TASK STATEMENT -> The records should be repeated word for word, pictures excluded.

EXTRACTED ENTRIES ->
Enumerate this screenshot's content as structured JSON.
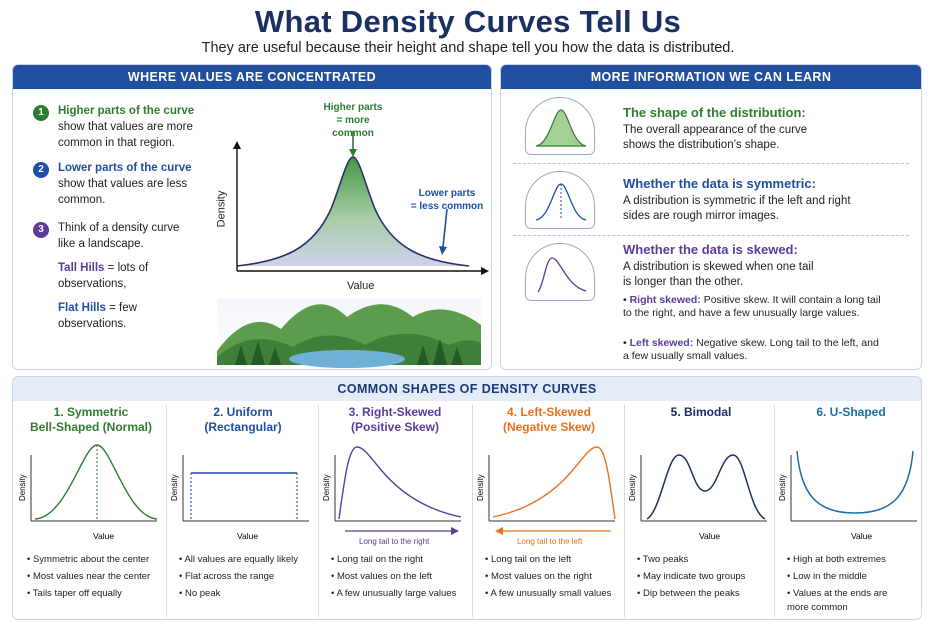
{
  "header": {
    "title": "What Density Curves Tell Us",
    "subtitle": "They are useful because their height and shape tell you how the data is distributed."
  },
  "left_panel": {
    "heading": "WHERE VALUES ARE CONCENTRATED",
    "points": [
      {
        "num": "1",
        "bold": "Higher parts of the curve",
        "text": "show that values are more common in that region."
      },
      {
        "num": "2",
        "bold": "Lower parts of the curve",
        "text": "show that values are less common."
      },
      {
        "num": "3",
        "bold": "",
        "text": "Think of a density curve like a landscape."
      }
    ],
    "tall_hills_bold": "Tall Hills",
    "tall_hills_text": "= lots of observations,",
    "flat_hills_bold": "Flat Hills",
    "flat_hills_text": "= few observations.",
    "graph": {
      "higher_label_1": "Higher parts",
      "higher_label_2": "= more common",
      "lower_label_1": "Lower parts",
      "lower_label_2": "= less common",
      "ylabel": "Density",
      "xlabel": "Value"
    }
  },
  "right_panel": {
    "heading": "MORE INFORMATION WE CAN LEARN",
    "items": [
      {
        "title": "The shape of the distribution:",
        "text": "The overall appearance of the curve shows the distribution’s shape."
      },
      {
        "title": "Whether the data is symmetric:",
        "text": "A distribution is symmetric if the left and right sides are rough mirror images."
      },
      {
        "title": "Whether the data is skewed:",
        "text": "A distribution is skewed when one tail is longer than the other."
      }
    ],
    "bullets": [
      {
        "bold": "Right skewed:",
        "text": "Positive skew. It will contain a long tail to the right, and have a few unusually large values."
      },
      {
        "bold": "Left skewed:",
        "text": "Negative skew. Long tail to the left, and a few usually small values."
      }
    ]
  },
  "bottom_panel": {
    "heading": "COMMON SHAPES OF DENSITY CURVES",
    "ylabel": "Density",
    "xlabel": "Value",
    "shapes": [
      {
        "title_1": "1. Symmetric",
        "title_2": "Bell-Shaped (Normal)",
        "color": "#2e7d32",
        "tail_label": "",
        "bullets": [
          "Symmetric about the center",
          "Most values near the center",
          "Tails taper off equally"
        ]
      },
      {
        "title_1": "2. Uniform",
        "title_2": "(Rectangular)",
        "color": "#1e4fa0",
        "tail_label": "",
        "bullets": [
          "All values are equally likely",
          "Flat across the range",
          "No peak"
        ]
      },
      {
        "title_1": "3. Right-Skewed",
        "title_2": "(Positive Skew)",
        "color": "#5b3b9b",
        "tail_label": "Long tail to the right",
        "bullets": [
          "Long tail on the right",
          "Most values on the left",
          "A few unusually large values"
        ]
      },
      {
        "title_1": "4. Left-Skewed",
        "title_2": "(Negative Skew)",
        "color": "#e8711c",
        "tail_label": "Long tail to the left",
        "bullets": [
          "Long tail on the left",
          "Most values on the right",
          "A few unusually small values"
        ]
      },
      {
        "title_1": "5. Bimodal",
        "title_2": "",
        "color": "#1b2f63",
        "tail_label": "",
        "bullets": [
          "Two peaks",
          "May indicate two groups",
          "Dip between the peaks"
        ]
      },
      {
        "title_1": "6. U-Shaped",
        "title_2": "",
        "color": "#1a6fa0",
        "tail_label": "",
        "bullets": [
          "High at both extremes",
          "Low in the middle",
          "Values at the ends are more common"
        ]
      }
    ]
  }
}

THE REPLY ->
Enumerate this screenshot's content as structured JSON.
{
  "header": {
    "title": "What Density Curves Tell Us",
    "subtitle": "They are useful because their height and shape tell you how the data is distributed."
  },
  "left_panel": {
    "heading": "WHERE VALUES ARE CONCENTRATED",
    "points": [
      {
        "num": "1",
        "bold": "Higher parts of the curve",
        "text": "show that values are more common in that region."
      },
      {
        "num": "2",
        "bold": "Lower parts of the curve",
        "text": "show that values are less common."
      },
      {
        "num": "3",
        "bold": "",
        "text": "Think of a density curve like a landscape."
      }
    ],
    "tall_hills_bold": "Tall Hills",
    "tall_hills_text": "= lots of observations,",
    "flat_hills_bold": "Flat Hills",
    "flat_hills_text": "= few observations.",
    "graph": {
      "higher_label_1": "Higher parts",
      "higher_label_2": "= more common",
      "lower_label_1": "Lower parts",
      "lower_label_2": "= less common",
      "ylabel": "Density",
      "xlabel": "Value"
    }
  },
  "right_panel": {
    "heading": "MORE INFORMATION WE CAN LEARN",
    "items": [
      {
        "title": "The shape of the distribution:",
        "text": "The overall appearance of the curve shows the distribution’s shape."
      },
      {
        "title": "Whether the data is symmetric:",
        "text": "A distribution is symmetric if the left and right sides are rough mirror images."
      },
      {
        "title": "Whether the data is skewed:",
        "text": "A distribution is skewed when one tail is longer than the other."
      }
    ],
    "bullets": [
      {
        "bold": "Right skewed:",
        "text": "Positive skew. It will contain a long tail to the right, and have a few unusually large values."
      },
      {
        "bold": "Left skewed:",
        "text": "Negative skew. Long tail to the left, and a few usually small values."
      }
    ]
  },
  "bottom_panel": {
    "heading": "COMMON SHAPES OF DENSITY CURVES",
    "ylabel": "Density",
    "xlabel": "Value",
    "shapes": [
      {
        "title_1": "1. Symmetric",
        "title_2": "Bell-Shaped (Normal)",
        "color": "#2e7d32",
        "tail_label": "",
        "bullets": [
          "Symmetric about the center",
          "Most values near the center",
          "Tails taper off equally"
        ]
      },
      {
        "title_1": "2. Uniform",
        "title_2": "(Rectangular)",
        "color": "#1e4fa0",
        "tail_label": "",
        "bullets": [
          "All values are equally likely",
          "Flat across the range",
          "No peak"
        ]
      },
      {
        "title_1": "3. Right-Skewed",
        "title_2": "(Positive Skew)",
        "color": "#5b3b9b",
        "tail_label": "Long tail to the right",
        "bullets": [
          "Long tail on the right",
          "Most values on the left",
          "A few unusually large values"
        ]
      },
      {
        "title_1": "4. Left-Skewed",
        "title_2": "(Negative Skew)",
        "color": "#e8711c",
        "tail_label": "Long tail to the left",
        "bullets": [
          "Long tail on the left",
          "Most values on the right",
          "A few unusually small values"
        ]
      },
      {
        "title_1": "5. Bimodal",
        "title_2": "",
        "color": "#1b2f63",
        "tail_label": "",
        "bullets": [
          "Two peaks",
          "May indicate two groups",
          "Dip between the peaks"
        ]
      },
      {
        "title_1": "6. U-Shaped",
        "title_2": "",
        "color": "#1a6fa0",
        "tail_label": "",
        "bullets": [
          "High at both extremes",
          "Low in the middle",
          "Values at the ends are more common"
        ]
      }
    ]
  }
}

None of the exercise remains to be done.